--- start of Material for the task ---

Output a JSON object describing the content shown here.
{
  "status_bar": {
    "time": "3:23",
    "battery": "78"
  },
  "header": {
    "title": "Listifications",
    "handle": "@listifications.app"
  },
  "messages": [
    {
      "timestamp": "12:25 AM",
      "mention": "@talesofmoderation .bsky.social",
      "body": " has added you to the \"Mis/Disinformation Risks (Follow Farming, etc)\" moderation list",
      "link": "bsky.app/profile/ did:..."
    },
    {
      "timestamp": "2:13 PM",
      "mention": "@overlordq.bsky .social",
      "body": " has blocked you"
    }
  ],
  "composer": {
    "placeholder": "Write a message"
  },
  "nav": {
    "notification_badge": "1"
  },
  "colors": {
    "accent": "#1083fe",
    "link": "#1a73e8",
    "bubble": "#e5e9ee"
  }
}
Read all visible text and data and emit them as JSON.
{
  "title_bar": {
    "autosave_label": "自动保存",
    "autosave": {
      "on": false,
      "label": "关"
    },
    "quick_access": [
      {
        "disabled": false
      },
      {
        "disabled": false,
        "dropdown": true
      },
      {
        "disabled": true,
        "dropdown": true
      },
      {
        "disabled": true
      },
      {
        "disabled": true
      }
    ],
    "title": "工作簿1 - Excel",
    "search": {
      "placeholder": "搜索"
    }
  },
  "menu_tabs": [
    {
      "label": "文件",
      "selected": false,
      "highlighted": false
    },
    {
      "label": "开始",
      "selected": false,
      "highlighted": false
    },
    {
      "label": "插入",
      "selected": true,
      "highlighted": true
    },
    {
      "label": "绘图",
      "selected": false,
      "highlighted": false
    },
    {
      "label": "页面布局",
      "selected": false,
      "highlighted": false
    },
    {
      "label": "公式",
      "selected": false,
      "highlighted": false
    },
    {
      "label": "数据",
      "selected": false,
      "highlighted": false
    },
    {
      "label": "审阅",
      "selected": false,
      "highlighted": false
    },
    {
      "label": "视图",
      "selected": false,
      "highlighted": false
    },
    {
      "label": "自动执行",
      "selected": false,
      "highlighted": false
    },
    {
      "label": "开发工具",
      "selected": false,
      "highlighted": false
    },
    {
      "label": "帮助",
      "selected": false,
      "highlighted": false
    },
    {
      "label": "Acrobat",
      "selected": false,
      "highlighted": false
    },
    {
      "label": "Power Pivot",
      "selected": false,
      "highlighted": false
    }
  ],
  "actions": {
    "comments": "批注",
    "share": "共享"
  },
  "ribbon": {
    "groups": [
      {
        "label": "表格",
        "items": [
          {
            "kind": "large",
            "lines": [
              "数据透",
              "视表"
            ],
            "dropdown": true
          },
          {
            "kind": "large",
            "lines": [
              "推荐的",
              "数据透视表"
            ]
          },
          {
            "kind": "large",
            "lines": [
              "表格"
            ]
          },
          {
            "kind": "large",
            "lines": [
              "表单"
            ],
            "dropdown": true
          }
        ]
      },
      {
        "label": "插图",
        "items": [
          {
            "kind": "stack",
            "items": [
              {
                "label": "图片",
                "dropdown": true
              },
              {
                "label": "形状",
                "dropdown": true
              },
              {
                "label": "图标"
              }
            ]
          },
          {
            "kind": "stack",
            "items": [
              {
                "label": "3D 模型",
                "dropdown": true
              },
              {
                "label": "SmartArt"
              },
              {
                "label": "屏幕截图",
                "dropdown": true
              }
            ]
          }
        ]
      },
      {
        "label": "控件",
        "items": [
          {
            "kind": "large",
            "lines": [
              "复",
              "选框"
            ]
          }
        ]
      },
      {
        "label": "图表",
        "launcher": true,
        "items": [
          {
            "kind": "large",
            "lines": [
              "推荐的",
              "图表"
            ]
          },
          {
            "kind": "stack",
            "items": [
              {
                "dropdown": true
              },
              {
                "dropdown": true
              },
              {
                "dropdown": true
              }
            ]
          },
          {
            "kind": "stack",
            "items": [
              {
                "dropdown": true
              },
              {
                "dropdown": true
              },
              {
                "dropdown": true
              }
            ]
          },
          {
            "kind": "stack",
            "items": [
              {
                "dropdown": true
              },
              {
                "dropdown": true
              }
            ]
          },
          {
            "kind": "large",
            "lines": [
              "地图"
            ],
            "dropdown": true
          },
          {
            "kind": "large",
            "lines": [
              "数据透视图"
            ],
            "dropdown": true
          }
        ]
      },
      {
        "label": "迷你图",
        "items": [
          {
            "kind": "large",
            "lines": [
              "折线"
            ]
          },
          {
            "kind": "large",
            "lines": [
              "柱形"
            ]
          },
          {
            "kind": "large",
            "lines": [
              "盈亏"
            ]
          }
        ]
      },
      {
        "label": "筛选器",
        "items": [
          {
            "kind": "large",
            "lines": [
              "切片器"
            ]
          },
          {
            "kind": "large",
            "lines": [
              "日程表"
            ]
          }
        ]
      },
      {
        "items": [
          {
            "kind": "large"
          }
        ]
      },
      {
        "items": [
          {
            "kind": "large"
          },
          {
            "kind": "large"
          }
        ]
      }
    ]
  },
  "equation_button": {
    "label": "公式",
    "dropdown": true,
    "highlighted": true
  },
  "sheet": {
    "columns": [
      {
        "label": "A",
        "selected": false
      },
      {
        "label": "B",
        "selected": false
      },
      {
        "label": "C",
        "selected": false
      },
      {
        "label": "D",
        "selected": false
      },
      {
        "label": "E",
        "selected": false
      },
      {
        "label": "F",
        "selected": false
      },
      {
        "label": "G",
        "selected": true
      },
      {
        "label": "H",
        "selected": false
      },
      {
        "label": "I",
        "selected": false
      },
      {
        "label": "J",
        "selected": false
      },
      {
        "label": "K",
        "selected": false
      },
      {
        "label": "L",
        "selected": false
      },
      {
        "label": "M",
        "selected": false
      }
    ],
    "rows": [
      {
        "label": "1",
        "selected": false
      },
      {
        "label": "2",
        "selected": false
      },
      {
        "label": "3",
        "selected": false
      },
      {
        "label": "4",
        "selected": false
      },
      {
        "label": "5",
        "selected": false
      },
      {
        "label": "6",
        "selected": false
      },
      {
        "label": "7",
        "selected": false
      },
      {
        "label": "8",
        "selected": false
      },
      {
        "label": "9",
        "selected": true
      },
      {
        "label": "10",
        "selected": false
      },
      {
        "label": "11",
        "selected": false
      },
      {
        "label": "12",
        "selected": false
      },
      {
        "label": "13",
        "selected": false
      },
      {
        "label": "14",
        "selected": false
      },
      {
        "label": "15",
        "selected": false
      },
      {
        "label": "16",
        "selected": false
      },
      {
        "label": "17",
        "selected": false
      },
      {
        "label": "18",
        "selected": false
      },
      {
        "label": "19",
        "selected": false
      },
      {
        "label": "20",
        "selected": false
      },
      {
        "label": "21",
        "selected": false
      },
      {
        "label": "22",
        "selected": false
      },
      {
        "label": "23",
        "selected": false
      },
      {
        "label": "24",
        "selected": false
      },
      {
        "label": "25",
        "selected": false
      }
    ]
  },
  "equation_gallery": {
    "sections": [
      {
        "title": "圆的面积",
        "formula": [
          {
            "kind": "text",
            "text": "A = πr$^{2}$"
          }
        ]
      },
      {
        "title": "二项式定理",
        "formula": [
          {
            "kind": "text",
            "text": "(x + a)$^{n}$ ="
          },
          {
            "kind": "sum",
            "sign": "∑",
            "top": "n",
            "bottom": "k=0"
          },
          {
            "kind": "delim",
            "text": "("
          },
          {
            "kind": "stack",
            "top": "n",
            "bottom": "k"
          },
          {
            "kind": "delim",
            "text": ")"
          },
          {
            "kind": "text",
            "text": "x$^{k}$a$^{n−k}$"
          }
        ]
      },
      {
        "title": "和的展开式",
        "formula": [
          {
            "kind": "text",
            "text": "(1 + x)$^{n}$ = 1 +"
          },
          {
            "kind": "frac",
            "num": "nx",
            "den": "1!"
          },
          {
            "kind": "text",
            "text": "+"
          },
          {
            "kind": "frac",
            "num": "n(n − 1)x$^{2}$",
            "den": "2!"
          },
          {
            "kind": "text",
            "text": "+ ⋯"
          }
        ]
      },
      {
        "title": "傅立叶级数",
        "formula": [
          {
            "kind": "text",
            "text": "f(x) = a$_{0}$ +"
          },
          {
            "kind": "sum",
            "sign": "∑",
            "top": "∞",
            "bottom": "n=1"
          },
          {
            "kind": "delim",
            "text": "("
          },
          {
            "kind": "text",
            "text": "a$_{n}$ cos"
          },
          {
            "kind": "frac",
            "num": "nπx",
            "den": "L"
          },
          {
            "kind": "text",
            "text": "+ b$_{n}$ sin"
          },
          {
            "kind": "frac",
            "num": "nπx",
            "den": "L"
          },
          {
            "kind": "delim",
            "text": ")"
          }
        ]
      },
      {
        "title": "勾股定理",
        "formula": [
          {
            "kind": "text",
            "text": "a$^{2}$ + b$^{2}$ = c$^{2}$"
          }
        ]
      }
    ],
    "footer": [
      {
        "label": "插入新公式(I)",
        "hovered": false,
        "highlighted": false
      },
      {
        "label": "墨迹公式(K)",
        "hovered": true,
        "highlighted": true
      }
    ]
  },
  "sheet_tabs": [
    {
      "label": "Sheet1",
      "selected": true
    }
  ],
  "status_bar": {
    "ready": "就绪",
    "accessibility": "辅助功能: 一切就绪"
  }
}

--- end of Material for the task ---

**Goal of the exercise**: Return each line that includes "body".

**Task solution**:
      "body": " has added you to the \"Mis/Disinformation Risks (Follow Farming, etc)\" moderation list",
      "body": " has blocked you"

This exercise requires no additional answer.